What is required —
Among the entries below, find how many lines carry the word "Event" and state only that figure.

— begin —

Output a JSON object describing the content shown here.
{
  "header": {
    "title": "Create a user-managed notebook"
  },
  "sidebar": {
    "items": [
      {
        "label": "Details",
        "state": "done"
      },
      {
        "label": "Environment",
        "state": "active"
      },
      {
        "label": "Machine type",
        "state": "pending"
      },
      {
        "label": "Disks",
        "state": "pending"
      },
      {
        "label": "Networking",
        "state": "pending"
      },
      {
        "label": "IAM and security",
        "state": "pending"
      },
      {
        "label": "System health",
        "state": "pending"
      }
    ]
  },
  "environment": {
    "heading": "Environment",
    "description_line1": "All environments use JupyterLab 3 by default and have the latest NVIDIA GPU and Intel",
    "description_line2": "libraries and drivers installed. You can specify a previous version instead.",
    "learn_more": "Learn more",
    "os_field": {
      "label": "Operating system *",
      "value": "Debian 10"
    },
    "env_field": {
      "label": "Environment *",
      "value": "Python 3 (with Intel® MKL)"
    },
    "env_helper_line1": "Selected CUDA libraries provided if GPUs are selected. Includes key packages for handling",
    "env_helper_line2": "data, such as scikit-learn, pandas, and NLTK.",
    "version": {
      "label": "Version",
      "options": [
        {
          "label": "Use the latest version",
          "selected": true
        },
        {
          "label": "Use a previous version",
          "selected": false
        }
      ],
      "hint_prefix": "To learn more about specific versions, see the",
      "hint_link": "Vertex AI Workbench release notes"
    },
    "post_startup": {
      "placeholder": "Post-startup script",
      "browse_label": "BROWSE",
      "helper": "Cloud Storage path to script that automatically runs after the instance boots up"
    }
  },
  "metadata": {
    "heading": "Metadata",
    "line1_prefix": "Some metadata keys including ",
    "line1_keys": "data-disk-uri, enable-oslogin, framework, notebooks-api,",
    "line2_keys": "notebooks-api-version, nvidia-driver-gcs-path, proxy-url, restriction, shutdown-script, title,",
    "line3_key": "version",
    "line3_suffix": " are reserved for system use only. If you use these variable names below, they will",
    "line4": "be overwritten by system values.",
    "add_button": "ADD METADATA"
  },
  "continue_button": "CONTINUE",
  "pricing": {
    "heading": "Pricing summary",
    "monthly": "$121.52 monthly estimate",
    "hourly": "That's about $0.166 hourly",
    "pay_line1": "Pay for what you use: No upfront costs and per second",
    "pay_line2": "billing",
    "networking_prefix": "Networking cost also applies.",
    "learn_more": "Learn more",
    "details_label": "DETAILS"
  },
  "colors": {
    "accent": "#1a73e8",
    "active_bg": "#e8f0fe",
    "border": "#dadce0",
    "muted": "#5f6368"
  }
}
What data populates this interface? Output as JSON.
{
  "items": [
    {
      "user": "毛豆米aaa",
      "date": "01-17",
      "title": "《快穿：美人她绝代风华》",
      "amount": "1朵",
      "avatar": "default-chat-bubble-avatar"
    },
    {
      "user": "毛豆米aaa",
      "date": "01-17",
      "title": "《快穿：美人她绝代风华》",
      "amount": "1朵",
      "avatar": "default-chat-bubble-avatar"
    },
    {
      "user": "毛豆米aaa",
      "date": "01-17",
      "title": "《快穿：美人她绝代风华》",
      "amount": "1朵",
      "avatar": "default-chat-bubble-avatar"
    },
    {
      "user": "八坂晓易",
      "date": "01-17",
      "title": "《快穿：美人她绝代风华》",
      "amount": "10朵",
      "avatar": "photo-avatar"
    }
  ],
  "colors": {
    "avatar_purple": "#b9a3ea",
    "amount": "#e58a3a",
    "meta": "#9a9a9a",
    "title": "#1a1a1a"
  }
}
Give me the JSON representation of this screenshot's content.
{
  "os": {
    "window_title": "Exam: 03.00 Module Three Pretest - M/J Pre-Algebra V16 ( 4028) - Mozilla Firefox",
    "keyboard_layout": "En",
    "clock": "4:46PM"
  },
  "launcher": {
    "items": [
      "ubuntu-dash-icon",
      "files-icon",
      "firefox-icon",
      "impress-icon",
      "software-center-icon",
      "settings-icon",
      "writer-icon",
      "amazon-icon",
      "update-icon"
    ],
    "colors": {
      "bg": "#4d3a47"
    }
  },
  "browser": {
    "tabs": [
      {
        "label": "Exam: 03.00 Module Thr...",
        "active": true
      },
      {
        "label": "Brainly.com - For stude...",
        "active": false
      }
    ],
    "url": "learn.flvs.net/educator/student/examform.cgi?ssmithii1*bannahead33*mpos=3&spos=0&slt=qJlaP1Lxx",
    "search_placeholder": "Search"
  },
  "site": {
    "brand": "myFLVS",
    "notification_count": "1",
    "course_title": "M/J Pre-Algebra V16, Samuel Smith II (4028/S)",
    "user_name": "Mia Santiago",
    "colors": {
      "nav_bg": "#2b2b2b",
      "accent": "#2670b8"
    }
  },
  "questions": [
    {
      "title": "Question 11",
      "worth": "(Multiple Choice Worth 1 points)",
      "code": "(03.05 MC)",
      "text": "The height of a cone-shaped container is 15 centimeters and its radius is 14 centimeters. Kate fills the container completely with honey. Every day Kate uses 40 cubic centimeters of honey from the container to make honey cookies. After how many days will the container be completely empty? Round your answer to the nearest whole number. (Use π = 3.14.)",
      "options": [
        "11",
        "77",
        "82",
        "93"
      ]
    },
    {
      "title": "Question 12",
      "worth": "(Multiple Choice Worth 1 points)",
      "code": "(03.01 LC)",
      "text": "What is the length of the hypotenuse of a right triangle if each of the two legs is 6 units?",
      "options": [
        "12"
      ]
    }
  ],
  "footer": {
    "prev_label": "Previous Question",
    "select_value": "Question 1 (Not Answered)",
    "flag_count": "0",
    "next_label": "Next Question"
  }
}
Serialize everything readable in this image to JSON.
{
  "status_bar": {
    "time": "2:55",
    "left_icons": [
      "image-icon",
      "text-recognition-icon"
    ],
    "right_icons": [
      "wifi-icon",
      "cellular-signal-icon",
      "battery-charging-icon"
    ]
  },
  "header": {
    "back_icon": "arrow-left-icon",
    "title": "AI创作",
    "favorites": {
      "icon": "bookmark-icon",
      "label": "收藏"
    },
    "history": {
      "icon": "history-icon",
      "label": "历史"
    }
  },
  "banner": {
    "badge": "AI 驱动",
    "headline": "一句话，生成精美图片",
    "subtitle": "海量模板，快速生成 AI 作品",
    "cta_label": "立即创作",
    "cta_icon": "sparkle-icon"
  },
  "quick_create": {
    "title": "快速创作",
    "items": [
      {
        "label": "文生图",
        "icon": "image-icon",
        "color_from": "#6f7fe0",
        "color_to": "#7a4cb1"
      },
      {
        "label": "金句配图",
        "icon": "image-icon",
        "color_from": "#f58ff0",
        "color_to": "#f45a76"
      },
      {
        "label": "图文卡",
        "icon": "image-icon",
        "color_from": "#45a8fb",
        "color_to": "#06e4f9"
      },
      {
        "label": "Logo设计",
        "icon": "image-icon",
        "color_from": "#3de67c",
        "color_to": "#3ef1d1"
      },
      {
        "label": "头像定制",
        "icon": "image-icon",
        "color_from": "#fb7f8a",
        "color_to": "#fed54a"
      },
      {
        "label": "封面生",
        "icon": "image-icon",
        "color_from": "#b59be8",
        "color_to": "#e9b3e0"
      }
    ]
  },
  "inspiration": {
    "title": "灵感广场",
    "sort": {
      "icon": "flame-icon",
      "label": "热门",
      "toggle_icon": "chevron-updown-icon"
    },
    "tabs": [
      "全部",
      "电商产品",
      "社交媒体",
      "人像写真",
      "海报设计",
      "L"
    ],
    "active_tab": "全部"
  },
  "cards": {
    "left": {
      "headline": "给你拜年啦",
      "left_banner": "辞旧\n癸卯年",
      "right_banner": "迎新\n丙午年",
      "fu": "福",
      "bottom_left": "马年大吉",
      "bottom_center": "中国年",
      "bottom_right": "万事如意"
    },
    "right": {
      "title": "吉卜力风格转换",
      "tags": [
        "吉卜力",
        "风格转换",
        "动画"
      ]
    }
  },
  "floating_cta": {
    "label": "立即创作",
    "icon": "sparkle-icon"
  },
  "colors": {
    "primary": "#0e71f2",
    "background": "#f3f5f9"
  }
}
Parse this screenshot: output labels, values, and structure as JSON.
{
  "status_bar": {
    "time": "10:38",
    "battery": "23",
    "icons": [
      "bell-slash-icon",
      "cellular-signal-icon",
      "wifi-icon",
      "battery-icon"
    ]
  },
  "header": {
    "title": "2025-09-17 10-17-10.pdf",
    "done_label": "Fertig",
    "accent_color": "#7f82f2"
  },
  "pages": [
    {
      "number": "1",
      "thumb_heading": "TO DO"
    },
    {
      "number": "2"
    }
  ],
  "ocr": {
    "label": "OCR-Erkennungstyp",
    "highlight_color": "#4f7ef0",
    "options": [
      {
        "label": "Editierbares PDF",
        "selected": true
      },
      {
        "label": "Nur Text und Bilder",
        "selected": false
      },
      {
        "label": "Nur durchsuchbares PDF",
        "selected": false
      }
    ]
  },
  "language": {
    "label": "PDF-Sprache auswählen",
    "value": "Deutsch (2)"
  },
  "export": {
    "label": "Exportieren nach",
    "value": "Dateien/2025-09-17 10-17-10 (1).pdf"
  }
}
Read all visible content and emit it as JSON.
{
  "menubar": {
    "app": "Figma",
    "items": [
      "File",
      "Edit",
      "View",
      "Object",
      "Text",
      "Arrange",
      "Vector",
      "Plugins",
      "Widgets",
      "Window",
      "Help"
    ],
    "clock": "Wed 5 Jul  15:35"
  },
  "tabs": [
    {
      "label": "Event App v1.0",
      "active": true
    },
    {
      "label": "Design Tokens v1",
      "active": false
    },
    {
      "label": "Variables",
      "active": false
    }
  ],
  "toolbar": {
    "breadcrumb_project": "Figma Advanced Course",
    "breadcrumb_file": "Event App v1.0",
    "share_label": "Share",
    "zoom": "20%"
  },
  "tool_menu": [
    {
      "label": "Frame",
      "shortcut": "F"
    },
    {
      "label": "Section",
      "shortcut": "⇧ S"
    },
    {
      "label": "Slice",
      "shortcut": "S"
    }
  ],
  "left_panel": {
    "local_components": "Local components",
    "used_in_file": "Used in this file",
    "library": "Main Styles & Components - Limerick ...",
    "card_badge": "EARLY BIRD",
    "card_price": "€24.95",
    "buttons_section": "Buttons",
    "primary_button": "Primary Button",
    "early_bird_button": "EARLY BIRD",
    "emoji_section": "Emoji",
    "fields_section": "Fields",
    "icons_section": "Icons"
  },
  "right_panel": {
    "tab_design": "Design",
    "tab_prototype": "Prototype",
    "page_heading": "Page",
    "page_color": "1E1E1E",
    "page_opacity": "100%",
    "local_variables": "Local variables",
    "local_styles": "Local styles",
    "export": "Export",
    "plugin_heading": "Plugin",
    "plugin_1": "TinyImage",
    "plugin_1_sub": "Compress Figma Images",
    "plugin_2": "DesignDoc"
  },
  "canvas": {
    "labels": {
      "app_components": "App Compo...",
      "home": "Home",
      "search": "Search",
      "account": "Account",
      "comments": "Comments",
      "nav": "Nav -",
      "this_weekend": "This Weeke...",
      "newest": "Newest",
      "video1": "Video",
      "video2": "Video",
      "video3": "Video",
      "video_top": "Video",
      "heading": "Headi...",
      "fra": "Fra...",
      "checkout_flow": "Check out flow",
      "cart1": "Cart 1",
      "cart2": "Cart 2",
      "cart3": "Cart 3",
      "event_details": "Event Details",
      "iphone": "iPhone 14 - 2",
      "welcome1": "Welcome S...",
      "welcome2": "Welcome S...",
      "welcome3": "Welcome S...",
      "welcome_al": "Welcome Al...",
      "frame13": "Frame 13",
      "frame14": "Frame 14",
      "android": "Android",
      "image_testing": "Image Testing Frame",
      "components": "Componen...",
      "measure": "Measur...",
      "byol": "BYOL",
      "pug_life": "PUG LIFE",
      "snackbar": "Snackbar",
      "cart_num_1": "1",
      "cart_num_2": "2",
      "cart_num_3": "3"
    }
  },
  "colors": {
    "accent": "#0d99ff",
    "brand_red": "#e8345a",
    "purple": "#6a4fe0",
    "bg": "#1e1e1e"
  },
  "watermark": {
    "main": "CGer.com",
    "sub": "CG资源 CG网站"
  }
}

— end —

Result of this task —
3